§ **Exercise requirements**: Which lines below hold the word "ylabel"? Copy all of them.

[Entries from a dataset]

※

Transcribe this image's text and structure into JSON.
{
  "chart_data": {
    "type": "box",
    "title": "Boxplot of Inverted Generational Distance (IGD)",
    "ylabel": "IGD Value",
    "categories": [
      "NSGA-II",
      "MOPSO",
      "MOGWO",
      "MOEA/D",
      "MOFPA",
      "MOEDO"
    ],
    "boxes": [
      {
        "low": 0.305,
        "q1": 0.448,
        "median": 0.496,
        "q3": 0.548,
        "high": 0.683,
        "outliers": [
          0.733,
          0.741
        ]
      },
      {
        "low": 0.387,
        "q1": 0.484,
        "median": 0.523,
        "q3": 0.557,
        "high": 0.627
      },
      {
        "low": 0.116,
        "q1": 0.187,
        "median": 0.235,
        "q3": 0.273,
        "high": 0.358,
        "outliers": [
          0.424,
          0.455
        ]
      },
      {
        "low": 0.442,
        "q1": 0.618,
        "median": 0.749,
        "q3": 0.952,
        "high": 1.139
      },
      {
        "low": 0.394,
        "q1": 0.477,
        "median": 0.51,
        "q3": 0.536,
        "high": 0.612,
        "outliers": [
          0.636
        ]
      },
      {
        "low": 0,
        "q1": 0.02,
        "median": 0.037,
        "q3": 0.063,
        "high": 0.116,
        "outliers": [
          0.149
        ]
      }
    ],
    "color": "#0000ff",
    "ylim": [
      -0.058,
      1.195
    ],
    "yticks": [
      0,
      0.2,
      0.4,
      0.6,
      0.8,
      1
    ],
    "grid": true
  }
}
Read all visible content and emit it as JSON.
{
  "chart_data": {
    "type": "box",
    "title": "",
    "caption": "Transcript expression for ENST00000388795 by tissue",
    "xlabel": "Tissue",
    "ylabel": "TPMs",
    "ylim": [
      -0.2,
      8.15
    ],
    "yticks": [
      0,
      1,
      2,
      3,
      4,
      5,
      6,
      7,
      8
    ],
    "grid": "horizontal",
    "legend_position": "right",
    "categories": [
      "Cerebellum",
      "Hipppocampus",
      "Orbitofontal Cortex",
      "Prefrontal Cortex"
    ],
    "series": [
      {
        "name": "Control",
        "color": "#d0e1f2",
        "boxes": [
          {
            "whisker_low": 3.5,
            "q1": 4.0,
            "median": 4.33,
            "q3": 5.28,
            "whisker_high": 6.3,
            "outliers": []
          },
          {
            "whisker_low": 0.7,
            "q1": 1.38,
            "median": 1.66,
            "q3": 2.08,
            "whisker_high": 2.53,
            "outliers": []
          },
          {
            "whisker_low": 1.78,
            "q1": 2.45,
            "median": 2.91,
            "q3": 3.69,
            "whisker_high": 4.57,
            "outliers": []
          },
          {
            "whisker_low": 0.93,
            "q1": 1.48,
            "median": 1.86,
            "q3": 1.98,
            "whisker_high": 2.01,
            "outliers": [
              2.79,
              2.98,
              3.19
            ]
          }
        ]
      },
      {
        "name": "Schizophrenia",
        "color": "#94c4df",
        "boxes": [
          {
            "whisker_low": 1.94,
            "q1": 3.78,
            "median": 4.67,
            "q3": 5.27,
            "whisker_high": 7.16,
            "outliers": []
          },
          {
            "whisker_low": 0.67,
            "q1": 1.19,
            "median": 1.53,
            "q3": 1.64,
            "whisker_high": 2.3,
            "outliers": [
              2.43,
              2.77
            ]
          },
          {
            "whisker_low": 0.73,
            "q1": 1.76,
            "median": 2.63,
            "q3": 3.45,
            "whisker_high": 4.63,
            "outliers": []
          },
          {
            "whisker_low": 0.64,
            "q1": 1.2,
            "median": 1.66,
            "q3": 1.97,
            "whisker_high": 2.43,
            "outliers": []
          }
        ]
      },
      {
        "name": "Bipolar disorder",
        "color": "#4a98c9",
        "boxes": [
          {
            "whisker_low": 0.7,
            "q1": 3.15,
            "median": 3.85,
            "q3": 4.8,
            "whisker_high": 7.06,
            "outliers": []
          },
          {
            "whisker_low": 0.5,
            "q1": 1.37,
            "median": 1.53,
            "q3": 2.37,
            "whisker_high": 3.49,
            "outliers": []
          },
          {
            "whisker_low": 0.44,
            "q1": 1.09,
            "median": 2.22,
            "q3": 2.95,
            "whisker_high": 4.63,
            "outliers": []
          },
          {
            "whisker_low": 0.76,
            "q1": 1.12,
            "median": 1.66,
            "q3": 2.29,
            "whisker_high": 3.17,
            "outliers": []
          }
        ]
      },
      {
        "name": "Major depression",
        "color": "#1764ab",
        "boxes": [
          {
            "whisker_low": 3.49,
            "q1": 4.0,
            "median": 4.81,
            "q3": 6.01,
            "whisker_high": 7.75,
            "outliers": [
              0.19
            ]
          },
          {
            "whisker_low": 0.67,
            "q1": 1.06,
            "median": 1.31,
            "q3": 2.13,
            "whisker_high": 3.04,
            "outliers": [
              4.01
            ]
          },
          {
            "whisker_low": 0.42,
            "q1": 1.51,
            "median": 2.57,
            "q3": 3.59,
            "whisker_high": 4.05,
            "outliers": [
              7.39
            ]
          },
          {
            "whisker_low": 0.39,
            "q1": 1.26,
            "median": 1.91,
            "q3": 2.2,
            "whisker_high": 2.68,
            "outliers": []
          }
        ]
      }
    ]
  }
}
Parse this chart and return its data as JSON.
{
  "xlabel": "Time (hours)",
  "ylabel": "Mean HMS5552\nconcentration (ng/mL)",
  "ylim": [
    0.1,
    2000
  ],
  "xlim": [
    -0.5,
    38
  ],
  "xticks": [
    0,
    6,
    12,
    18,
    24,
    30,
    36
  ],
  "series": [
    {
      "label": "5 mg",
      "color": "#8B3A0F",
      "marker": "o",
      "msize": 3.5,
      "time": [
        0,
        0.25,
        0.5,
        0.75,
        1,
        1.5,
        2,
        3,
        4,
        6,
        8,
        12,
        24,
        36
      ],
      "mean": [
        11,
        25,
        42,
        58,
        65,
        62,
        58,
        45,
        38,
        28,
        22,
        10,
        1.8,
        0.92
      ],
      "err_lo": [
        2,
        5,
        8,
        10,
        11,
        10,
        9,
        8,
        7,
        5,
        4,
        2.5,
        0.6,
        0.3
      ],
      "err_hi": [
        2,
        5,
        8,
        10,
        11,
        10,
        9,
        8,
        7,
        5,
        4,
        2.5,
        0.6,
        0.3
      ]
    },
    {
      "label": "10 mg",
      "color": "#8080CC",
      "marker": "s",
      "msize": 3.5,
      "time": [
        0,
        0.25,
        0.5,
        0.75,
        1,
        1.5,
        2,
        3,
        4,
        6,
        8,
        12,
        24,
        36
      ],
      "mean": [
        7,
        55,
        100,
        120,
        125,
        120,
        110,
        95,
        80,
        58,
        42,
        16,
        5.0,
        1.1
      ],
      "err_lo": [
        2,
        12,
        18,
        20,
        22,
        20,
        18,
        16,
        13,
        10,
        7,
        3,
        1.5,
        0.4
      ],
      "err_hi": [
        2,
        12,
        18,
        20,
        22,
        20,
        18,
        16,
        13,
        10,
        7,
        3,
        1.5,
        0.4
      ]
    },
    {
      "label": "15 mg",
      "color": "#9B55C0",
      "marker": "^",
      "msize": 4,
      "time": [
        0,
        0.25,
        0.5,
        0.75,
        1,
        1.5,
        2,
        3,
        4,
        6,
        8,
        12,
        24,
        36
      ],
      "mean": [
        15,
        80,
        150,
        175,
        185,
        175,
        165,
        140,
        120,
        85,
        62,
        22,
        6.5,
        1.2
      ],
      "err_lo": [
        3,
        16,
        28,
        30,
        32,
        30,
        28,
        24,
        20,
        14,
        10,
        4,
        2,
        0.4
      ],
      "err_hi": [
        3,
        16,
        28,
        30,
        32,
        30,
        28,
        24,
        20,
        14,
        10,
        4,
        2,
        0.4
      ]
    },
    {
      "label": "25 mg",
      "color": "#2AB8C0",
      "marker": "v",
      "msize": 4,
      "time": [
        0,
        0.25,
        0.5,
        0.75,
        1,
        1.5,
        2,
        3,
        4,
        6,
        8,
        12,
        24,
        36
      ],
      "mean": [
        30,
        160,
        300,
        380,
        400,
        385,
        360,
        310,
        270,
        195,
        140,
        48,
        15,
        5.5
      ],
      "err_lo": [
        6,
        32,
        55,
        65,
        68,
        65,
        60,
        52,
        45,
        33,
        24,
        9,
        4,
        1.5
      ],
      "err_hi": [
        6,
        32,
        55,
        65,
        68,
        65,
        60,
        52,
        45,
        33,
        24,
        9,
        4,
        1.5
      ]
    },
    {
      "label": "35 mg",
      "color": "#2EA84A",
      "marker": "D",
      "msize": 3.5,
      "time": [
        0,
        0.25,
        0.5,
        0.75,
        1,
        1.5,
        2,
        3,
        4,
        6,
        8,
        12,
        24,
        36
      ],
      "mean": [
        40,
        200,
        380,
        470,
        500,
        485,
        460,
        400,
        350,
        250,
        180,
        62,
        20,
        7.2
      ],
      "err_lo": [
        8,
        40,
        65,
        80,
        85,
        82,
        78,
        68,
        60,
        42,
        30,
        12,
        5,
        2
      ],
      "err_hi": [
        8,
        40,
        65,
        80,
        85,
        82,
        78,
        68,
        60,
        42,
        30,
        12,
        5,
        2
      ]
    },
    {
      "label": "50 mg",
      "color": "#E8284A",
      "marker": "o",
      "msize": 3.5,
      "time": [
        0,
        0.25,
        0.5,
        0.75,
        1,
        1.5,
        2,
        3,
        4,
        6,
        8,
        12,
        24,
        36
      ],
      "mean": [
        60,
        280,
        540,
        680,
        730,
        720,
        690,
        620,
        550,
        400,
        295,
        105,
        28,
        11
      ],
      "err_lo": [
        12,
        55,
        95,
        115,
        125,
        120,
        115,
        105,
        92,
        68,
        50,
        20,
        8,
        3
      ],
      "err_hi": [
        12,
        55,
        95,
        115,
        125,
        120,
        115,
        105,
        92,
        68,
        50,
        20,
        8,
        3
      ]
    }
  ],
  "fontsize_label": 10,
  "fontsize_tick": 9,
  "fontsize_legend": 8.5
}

※

§ **Right answer**:
    "ylabel": "IGD Value",
    "ylabel": "TPMs",
  "ylabel": "Mean HMS5552\nconcentration (ng/mL)",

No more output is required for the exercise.